■ **Exercise objective**
In the entries that follow, how many lines contain "JSON"? Answer with the number only.

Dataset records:
** begin **
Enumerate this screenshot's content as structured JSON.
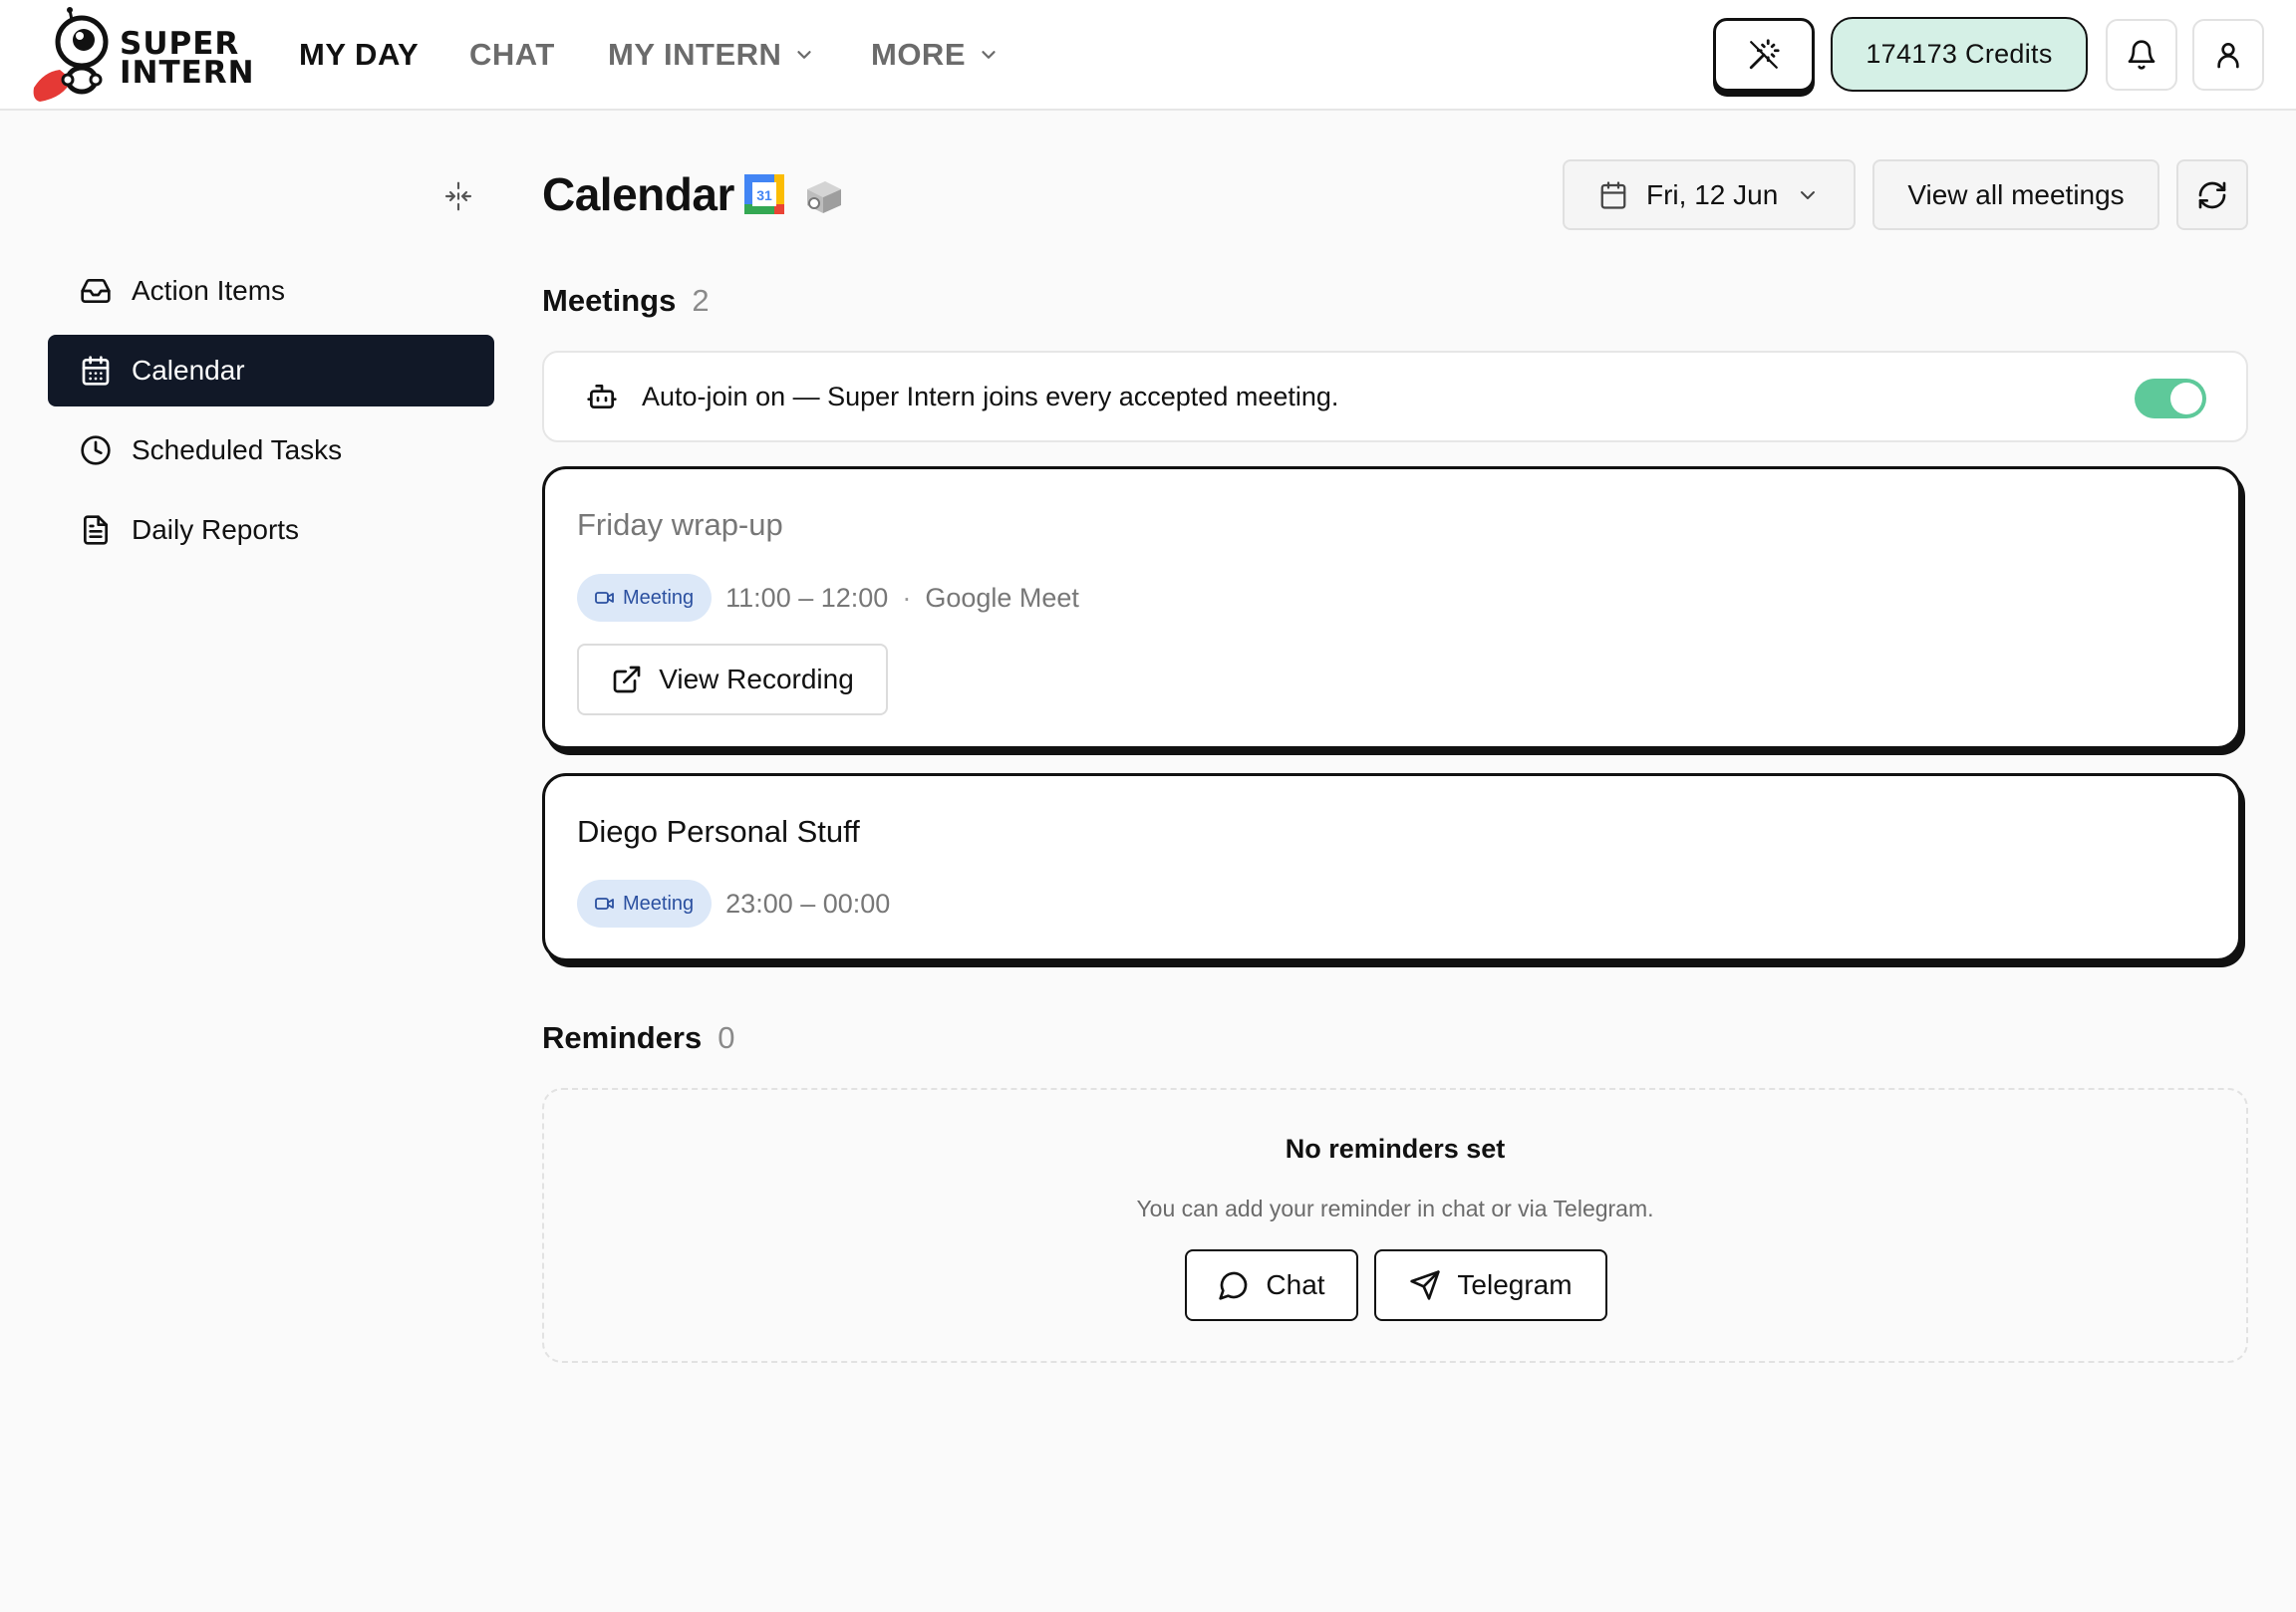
{
  "brand": {
    "line1": "SUPER",
    "line2": "INTERN"
  },
  "nav": {
    "my_day": "MY DAY",
    "chat": "CHAT",
    "my_intern": "MY INTERN",
    "more": "MORE"
  },
  "header": {
    "credits": "174173 Credits"
  },
  "sidebar": {
    "items": [
      {
        "label": "Action Items",
        "icon": "inbox-icon"
      },
      {
        "label": "Calendar",
        "icon": "calendar-icon",
        "active": true
      },
      {
        "label": "Scheduled Tasks",
        "icon": "clock-icon"
      },
      {
        "label": "Daily Reports",
        "icon": "file-text-icon"
      }
    ]
  },
  "page": {
    "title": "Calendar",
    "date": "Fri, 12 Jun",
    "view_all": "View all meetings"
  },
  "meetings": {
    "label": "Meetings",
    "count": "2",
    "autojoin_text": "Auto-join on — Super Intern joins every accepted meeting.",
    "autojoin_enabled": true,
    "items": [
      {
        "title": "Friday wrap-up",
        "badge": "Meeting",
        "time": "11:00 – 12:00",
        "separator": "·",
        "location": "Google Meet",
        "action": "View Recording"
      },
      {
        "title": "Diego Personal Stuff",
        "badge": "Meeting",
        "time": "23:00 – 00:00"
      }
    ]
  },
  "reminders": {
    "label": "Reminders",
    "count": "0",
    "empty_title": "No reminders set",
    "empty_sub": "You can add your reminder in chat or via Telegram.",
    "chat_button": "Chat",
    "telegram_button": "Telegram"
  },
  "colors": {
    "accent_dark": "#111827",
    "credits_bg": "#d5f0e6",
    "toggle_on": "#5ec99a",
    "badge_bg": "#dce8f8",
    "badge_text": "#2b50a0",
    "logo_cape": "#e53935"
  }
}
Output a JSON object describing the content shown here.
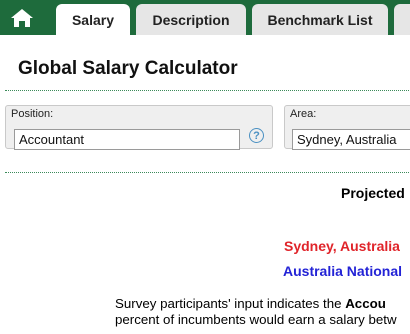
{
  "tabs": [
    {
      "label": "Salary",
      "active": true
    },
    {
      "label": "Description",
      "active": false
    },
    {
      "label": "Benchmark List",
      "active": false
    }
  ],
  "page_title": "Global Salary Calculator",
  "position_field": {
    "label": "Position:",
    "value": "Accountant",
    "help_glyph": "?"
  },
  "area_field": {
    "label": "Area:",
    "value": "Sydney, Australia"
  },
  "results": {
    "projected_heading": "Projected",
    "city_line": "Sydney, Australia",
    "national_line": "Australia National"
  },
  "survey": {
    "line1_prefix": "Survey participants' input indicates the ",
    "line1_bold": "Accou",
    "line2": "percent of incumbents would earn a salary betw"
  },
  "colors": {
    "topbar": "#1e6b3c",
    "city": "#e0242a",
    "national": "#2323d6",
    "help": "#4a90c2"
  },
  "icons": {
    "home": "home-icon",
    "help": "help-icon"
  }
}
** end **
■ **Answer to this problem**
2